_Text to read:_
────────────────

Graeme takes a moment to go over some of the benefits of Competitive Commander



After the year of Commander, I think it’s a really good time to reflect back on EDH as a game.  Since 2020, EDH has grown to be Wizard of the Coast’s (affectionately known as WOTC) premier product.  As it turns out, EDH players love to collect, foil out and purchase rare and exclusive cards which is great for WOTC’s bottom line.  We have seen this in Secret Lairs, Collector Booster Packs and eternal gaming products like Commander Pre-cons.  While EDH is bigger than ever, it still has flaws that aren’t discussed very much. So let’s start by outlining EDH and show how its little brother Competitive EDH (cEDH) is the better game.

What is EDH?

EDH is a casual, relaxed and low-stakes format that puts fun and “The Gathering” parts first above all other goals. It will always be the brewer’s paradise, where the Timmy’s and Tammy’s get to drop in giant creatures that don’t have a home in any other format.  It is also the home for Johnny’s and Jenny’s to build bewildering engines and combo with any number of cards from Magic’s past.  It’s where you can navigate big and complicated board states with any number of avenues to win.  All of these things are its genius and why I have loved this game for the last 5 years.  With all of this being said, it is still missing one key ingredient from Magic’s past.

────────────────

[Rows from a layout dataset]

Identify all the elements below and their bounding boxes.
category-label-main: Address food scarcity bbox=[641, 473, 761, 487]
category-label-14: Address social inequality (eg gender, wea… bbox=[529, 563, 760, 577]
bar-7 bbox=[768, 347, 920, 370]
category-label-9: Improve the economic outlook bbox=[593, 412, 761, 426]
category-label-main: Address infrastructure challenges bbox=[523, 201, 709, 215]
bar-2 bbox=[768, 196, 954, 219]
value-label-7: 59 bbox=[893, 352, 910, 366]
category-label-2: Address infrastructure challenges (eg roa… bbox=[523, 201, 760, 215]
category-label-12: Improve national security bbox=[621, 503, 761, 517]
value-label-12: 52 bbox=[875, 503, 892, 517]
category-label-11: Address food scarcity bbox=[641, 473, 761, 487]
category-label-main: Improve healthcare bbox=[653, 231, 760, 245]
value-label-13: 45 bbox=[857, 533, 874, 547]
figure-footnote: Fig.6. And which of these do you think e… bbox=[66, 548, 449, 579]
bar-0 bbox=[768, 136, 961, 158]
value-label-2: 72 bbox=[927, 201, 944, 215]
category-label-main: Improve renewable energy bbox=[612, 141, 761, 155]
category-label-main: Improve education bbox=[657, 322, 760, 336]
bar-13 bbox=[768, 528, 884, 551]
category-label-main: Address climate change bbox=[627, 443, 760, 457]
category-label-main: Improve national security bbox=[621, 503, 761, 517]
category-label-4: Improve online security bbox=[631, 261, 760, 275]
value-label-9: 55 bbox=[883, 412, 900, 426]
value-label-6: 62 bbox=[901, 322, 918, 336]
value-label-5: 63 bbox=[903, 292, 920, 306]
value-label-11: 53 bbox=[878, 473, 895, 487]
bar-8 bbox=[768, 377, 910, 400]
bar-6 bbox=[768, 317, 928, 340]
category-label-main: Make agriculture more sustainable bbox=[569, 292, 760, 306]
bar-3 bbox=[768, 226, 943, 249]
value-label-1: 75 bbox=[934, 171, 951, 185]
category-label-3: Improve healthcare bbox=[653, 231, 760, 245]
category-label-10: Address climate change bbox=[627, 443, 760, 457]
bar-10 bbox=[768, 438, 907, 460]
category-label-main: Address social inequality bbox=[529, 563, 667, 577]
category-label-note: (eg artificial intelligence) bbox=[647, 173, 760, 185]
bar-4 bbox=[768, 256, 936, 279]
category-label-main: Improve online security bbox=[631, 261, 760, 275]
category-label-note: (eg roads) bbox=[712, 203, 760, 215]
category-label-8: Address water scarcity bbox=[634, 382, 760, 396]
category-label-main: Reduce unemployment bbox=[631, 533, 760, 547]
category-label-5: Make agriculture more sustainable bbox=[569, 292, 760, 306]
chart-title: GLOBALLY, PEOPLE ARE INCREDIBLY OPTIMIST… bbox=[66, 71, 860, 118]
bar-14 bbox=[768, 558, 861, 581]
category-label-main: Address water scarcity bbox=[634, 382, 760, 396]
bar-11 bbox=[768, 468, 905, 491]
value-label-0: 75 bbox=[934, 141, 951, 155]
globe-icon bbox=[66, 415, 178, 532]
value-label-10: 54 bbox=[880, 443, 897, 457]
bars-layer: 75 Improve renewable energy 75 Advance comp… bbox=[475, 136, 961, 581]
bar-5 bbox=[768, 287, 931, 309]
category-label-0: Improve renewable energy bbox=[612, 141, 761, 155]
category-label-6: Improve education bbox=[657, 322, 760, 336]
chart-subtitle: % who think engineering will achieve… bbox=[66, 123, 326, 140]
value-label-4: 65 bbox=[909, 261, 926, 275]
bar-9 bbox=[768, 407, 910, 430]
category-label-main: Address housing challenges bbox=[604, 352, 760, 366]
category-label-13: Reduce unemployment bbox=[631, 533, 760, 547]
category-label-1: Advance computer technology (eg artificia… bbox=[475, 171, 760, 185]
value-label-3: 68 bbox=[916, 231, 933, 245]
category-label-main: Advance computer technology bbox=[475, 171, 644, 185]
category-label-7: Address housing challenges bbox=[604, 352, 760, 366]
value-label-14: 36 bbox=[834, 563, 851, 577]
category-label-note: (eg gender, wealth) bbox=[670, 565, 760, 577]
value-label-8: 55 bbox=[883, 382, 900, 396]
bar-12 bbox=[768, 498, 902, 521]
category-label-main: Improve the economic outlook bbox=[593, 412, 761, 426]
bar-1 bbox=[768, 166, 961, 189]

────────────────

_Direction:_
Swap "giant creatures" for "huge creatures" in the EDH passage, starting at "What is EDH?" and ending at "ingredient from Magic’s past.", and write out that stretch with the change.

_Answer in full:_
What is EDH?

EDH is a casual, relaxed and low-stakes format that puts fun and “The Gathering” parts first above all other goals. It will always be the brewer’s paradise, where the Timmy’s and Tammy’s get to drop in huge creatures that don’t have a home in any other format.  It is also the home for Johnny’s and Jenny’s to build bewildering engines and combo with any number of cards from Magic’s past.  It’s where you can navigate big and complicated board states with any number of avenues to win.  All of these things are its genius and why I have loved this game for the last 5 years.  With all of this being said, it is still missing one key ingredient from Magic’s past.